• Available data
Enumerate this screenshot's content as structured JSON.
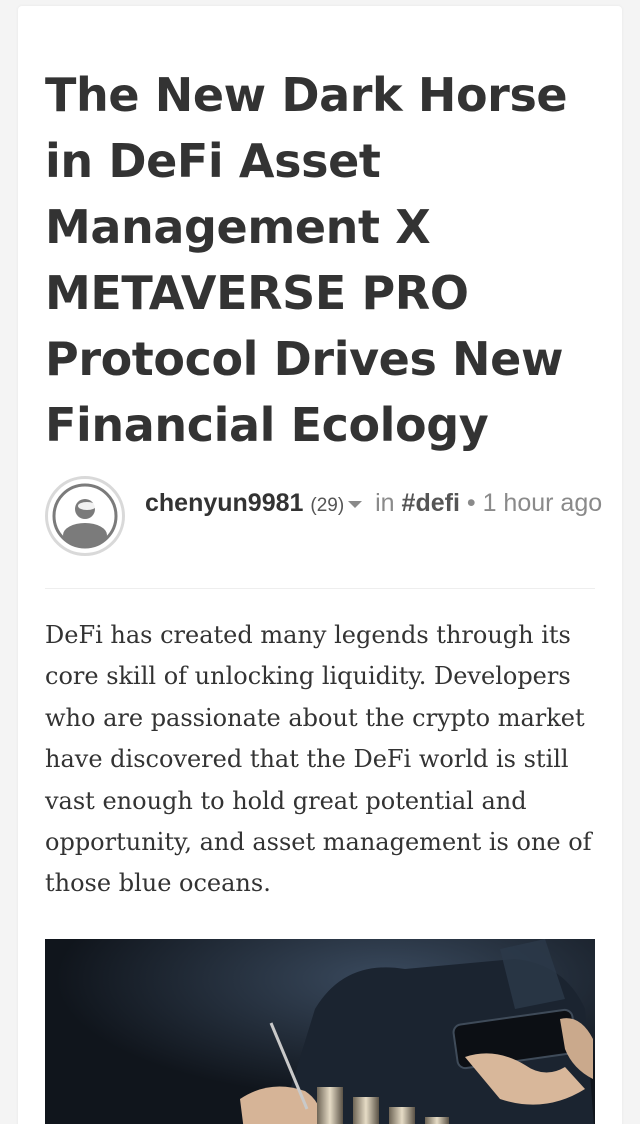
{
  "post": {
    "title": "The New Dark Horse in DeFi Asset Management X METAVERSE PRO Protocol Drives New Financial Ecology",
    "author": "chenyun9981",
    "reputation": "(29)",
    "in_label": "in",
    "tag": "#defi",
    "separator": "•",
    "time": "1 hour ago",
    "body": "DeFi has created many legends through its core skill of unlocking liquidity. Developers who are passionate about the crypto market have discovered that the DeFi world is still vast enough to hold great potential and opportunity, and asset management is one of those blue oceans."
  },
  "icons": {
    "avatar": "user-avatar-icon",
    "dropdown": "caret-down-icon"
  },
  "colors": {
    "background": "#f4f4f4",
    "card": "#ffffff",
    "title": "#333333",
    "meta": "#8a8a8a",
    "avatar_border": "#d9d9d9"
  }
}
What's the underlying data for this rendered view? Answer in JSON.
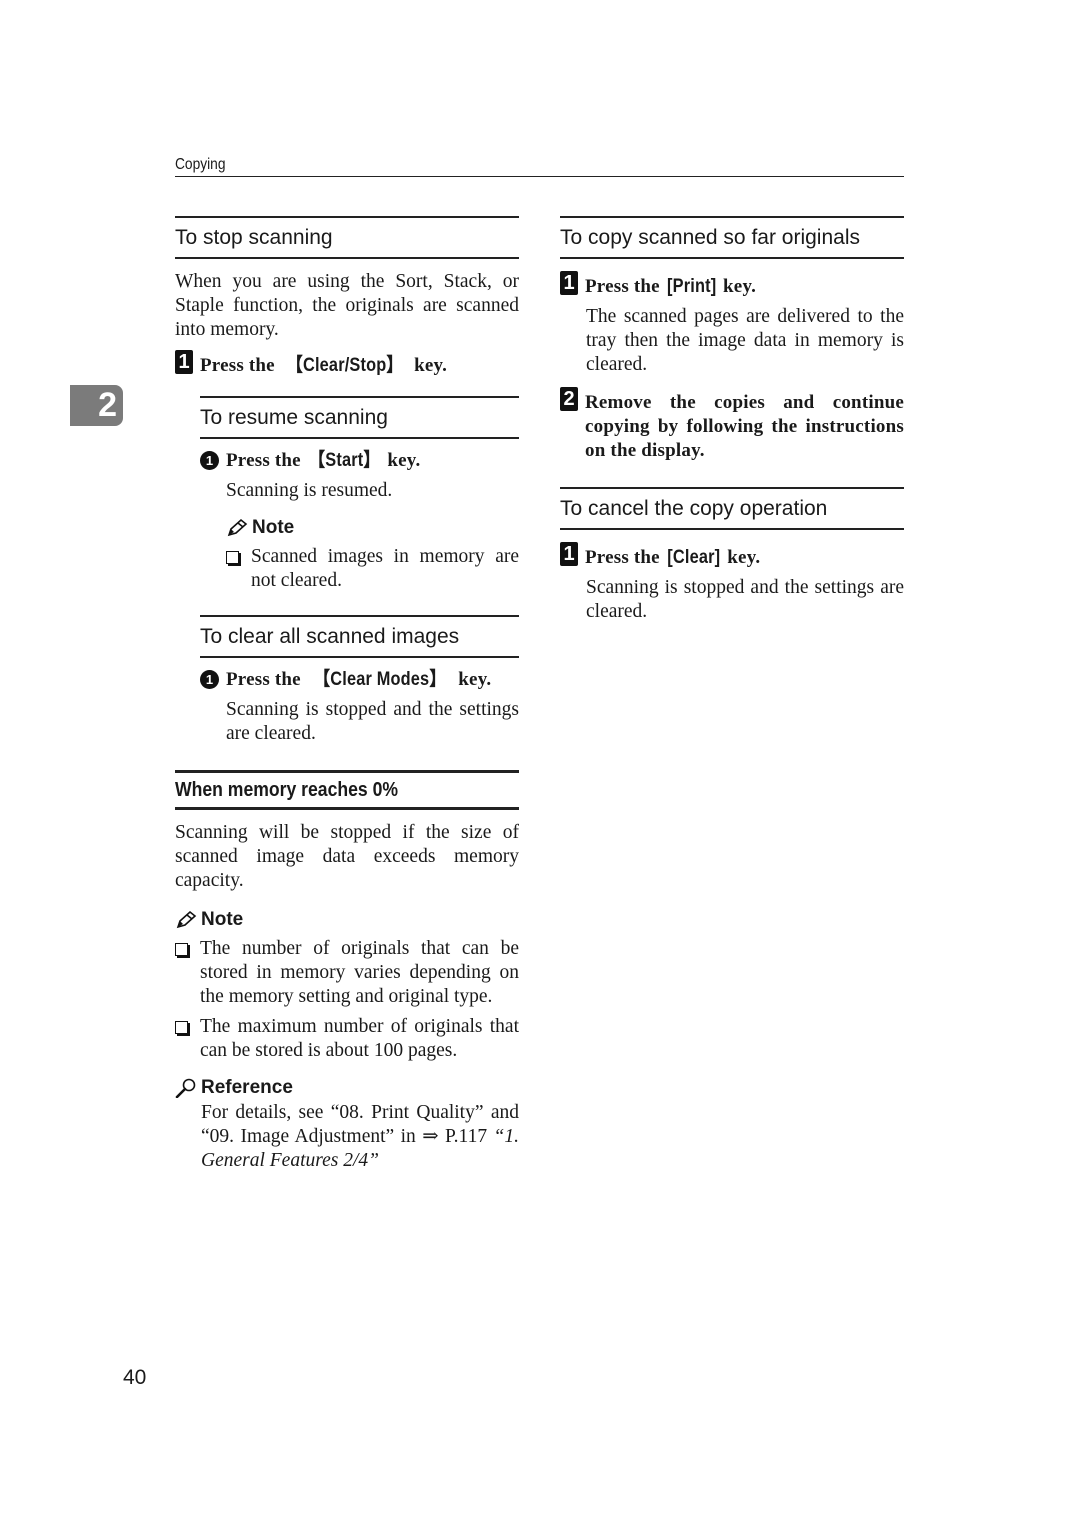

• Directive
Return the listing above in full and without alteration, excluding its pictures.

• Reply to the exercise
Enumerate this screenshot's content as structured JSON.
{
  "post": {
    "title": "The New Dark Horse in DeFi Asset Management X METAVERSE PRO Protocol Drives New Financial Ecology",
    "author": "chenyun9981",
    "reputation": "(29)",
    "in_label": "in",
    "tag": "#defi",
    "separator": "•",
    "time": "1 hour ago",
    "body": "DeFi has created many legends through its core skill of unlocking liquidity. Developers who are passionate about the crypto market have discovered that the DeFi world is still vast enough to hold great potential and opportunity, and asset management is one of those blue oceans."
  },
  "icons": {
    "avatar": "user-avatar-icon",
    "dropdown": "caret-down-icon"
  },
  "colors": {
    "background": "#f4f4f4",
    "card": "#ffffff",
    "title": "#333333",
    "meta": "#8a8a8a",
    "avatar_border": "#d9d9d9"
  }
}
What's the underlying data for this rendered view? Answer in JSON.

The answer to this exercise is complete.